--- start of Input data ---

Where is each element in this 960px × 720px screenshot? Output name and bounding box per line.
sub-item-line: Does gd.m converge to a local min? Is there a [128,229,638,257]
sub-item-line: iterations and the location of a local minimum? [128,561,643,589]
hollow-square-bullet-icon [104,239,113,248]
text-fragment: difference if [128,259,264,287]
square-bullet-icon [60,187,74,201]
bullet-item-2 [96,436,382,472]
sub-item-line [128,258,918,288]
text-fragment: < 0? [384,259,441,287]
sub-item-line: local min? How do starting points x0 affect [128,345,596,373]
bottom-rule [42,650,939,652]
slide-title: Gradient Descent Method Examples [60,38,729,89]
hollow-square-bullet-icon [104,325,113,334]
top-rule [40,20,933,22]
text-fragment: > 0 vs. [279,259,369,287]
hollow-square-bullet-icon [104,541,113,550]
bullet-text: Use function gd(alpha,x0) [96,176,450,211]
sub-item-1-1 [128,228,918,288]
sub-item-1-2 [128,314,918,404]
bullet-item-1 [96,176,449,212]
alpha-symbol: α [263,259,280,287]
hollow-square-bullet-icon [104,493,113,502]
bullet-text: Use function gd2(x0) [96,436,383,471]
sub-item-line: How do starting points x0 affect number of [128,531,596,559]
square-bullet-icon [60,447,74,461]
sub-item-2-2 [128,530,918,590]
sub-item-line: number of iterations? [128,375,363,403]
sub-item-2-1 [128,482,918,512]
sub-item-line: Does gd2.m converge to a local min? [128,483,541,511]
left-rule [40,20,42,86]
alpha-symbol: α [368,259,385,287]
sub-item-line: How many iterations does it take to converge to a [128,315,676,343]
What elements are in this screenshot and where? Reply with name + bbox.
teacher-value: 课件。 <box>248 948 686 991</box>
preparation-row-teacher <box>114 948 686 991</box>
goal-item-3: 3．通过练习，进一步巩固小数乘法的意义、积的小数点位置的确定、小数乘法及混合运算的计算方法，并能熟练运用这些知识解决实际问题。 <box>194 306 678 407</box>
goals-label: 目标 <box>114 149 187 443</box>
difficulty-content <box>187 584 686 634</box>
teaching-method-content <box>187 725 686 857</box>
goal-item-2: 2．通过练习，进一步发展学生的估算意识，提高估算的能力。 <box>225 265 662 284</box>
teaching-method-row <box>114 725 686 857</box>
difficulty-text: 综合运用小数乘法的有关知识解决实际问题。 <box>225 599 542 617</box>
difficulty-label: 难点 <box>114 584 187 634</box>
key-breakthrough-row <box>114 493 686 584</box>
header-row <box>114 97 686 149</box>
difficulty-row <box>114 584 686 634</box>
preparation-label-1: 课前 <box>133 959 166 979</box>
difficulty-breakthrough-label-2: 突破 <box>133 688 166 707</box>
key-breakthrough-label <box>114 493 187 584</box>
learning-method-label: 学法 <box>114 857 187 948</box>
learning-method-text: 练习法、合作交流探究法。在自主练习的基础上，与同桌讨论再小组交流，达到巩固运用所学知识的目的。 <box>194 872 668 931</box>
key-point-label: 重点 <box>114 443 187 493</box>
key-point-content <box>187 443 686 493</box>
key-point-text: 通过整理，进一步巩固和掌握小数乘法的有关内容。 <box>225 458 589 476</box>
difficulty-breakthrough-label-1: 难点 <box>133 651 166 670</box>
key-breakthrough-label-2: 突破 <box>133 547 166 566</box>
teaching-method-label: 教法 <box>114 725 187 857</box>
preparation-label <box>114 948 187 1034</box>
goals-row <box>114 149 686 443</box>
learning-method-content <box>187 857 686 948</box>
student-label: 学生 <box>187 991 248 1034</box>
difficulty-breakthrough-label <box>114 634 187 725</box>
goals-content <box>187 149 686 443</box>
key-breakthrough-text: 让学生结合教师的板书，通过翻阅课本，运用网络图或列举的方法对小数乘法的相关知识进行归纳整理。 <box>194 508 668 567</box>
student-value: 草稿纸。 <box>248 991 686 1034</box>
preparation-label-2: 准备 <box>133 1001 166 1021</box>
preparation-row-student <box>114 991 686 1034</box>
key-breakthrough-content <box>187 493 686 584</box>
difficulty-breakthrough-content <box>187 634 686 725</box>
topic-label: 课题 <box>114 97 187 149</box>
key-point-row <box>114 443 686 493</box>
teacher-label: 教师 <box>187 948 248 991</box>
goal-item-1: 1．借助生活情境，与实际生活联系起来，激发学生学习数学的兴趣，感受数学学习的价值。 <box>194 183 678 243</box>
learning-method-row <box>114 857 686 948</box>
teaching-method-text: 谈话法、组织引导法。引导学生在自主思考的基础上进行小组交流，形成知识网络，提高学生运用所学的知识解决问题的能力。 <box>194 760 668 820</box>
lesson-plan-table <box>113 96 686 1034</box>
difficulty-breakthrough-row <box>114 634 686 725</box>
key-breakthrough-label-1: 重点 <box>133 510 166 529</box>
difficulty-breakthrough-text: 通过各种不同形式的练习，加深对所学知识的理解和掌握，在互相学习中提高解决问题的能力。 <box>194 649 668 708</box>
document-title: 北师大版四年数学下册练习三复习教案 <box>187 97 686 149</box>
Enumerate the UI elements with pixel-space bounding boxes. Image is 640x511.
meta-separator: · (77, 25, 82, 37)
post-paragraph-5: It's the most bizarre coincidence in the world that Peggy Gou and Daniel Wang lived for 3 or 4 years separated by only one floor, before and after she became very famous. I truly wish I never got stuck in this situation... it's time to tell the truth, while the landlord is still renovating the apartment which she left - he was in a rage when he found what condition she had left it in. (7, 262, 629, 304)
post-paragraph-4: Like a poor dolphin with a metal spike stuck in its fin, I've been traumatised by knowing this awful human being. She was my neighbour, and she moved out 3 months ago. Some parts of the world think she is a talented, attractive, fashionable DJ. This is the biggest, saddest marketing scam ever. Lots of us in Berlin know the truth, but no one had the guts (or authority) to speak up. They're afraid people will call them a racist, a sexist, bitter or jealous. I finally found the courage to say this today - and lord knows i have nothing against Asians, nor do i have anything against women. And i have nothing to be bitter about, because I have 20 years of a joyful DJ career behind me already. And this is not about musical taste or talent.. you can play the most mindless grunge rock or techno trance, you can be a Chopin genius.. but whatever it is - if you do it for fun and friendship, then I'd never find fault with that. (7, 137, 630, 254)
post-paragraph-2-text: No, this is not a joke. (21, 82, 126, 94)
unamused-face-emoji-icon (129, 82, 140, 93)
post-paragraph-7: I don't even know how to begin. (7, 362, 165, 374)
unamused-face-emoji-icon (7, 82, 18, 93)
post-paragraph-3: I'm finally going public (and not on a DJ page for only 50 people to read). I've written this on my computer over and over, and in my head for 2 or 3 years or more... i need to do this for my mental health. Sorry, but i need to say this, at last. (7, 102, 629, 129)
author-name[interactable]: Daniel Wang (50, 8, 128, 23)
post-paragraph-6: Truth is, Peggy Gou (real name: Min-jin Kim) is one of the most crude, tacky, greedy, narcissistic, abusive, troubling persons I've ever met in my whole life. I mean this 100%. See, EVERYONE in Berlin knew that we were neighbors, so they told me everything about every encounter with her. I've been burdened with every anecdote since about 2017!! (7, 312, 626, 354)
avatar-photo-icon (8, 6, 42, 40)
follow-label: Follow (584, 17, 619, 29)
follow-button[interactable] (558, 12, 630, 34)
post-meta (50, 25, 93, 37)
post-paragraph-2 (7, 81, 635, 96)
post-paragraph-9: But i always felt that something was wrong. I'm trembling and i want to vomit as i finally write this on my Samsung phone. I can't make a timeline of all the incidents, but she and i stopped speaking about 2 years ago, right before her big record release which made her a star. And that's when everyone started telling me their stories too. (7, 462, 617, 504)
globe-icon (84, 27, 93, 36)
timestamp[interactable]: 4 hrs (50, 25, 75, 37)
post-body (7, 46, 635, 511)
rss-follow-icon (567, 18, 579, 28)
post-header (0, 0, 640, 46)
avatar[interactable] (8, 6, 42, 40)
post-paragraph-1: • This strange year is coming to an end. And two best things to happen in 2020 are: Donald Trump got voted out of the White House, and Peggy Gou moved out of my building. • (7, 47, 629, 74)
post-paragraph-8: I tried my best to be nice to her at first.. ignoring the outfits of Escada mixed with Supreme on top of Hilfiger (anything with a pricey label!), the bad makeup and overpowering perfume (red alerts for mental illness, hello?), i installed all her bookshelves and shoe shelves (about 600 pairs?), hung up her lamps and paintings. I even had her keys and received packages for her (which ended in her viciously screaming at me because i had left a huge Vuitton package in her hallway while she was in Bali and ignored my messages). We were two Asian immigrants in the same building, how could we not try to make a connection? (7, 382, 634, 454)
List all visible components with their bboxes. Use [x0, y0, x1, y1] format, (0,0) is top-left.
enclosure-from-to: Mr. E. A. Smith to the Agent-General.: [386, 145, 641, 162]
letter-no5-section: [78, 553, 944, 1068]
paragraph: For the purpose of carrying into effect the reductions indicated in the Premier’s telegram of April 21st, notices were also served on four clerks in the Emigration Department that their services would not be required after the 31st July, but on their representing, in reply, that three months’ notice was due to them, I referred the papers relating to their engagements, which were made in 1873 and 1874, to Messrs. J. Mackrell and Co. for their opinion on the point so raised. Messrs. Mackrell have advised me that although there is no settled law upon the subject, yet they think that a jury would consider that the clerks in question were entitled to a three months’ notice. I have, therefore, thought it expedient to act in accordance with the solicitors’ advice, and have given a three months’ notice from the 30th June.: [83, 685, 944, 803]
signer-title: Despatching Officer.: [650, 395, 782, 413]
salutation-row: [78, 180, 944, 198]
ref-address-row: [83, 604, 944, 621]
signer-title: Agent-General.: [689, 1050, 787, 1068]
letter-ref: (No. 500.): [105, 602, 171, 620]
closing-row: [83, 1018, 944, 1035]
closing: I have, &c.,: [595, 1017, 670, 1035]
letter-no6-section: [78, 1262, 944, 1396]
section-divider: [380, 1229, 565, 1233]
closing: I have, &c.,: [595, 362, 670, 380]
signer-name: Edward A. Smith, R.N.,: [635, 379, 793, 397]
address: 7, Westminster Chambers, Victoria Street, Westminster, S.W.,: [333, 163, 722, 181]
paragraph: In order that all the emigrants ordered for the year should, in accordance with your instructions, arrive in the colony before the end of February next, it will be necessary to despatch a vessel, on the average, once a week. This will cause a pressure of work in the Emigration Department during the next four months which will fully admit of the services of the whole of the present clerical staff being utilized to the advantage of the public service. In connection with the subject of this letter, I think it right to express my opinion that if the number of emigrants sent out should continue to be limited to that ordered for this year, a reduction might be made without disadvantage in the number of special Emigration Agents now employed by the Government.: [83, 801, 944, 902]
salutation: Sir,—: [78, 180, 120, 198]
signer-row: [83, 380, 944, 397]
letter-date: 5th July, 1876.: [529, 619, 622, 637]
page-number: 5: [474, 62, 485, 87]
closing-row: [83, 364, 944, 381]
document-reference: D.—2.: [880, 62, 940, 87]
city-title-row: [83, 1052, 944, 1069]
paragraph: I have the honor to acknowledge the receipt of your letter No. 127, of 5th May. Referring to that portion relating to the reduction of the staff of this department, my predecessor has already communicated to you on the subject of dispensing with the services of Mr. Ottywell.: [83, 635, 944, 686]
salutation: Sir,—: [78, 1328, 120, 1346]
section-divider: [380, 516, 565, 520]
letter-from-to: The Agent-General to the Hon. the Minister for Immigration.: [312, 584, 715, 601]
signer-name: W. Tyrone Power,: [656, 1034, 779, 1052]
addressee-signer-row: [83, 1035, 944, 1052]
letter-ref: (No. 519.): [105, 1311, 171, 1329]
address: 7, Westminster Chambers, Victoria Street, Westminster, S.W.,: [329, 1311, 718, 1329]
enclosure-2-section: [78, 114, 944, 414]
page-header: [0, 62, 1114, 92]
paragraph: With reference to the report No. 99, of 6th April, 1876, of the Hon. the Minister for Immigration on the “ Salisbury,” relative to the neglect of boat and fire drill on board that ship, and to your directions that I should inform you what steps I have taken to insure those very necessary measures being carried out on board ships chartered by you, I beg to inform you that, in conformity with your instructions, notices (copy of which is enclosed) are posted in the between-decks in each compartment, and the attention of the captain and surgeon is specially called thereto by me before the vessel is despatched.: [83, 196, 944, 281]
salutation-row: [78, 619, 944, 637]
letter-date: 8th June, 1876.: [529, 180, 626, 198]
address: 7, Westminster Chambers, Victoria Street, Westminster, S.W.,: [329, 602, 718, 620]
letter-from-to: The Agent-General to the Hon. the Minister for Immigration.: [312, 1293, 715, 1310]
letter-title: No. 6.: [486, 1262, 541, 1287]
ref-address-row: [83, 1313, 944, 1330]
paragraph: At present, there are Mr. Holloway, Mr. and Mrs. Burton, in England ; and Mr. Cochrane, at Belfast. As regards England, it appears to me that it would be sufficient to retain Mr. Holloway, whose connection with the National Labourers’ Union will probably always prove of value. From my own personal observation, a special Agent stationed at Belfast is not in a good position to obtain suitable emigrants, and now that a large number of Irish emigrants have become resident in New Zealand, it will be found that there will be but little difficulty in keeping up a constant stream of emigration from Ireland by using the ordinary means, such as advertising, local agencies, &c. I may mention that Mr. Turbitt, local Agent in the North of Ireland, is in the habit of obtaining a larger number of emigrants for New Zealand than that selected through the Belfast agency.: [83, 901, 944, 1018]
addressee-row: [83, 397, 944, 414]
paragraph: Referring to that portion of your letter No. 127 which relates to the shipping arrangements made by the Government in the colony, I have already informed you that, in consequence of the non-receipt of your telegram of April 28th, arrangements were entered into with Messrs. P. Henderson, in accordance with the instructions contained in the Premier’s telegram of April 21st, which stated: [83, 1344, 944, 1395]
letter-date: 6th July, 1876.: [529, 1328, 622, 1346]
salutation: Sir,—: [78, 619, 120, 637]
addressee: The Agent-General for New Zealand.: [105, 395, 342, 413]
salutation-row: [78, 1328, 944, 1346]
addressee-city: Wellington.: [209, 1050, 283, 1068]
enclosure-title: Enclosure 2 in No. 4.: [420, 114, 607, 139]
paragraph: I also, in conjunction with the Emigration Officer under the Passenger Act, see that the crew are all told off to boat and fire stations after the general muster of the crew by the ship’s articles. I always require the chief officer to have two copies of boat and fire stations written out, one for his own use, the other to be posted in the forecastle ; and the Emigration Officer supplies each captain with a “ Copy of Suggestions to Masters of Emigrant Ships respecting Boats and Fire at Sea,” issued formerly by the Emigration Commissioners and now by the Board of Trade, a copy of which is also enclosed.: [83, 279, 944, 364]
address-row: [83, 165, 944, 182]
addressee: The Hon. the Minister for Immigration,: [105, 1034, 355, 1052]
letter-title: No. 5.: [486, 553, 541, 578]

--- end of Input data ---

*What is expected*
Reproduce everything from the start of the listing down to and including the line containing "sub-item-1-2 [128,314,918,404]", renaming "hollow-square-bullet-icon" to "open-square-bullet-icon" and keeping all other text identical.

*Task output*
Where is each element in this 960px × 720px screenshot? Output name and bounding box per line.
sub-item-line: Does gd.m converge to a local min? Is there a [128,229,638,257]
sub-item-line: iterations and the location of a local minimum? [128,561,643,589]
open-square-bullet-icon [104,239,113,248]
text-fragment: difference if [128,259,264,287]
square-bullet-icon [60,187,74,201]
bullet-item-2 [96,436,382,472]
sub-item-line [128,258,918,288]
text-fragment: < 0? [384,259,441,287]
sub-item-line: local min? How do starting points x0 affect [128,345,596,373]
bottom-rule [42,650,939,652]
slide-title: Gradient Descent Method Examples [60,38,729,89]
open-square-bullet-icon [104,325,113,334]
top-rule [40,20,933,22]
text-fragment: > 0 vs. [279,259,369,287]
open-square-bullet-icon [104,541,113,550]
bullet-text: Use function gd(alpha,x0) [96,176,450,211]
sub-item-1-1 [128,228,918,288]
sub-item-1-2 [128,314,918,404]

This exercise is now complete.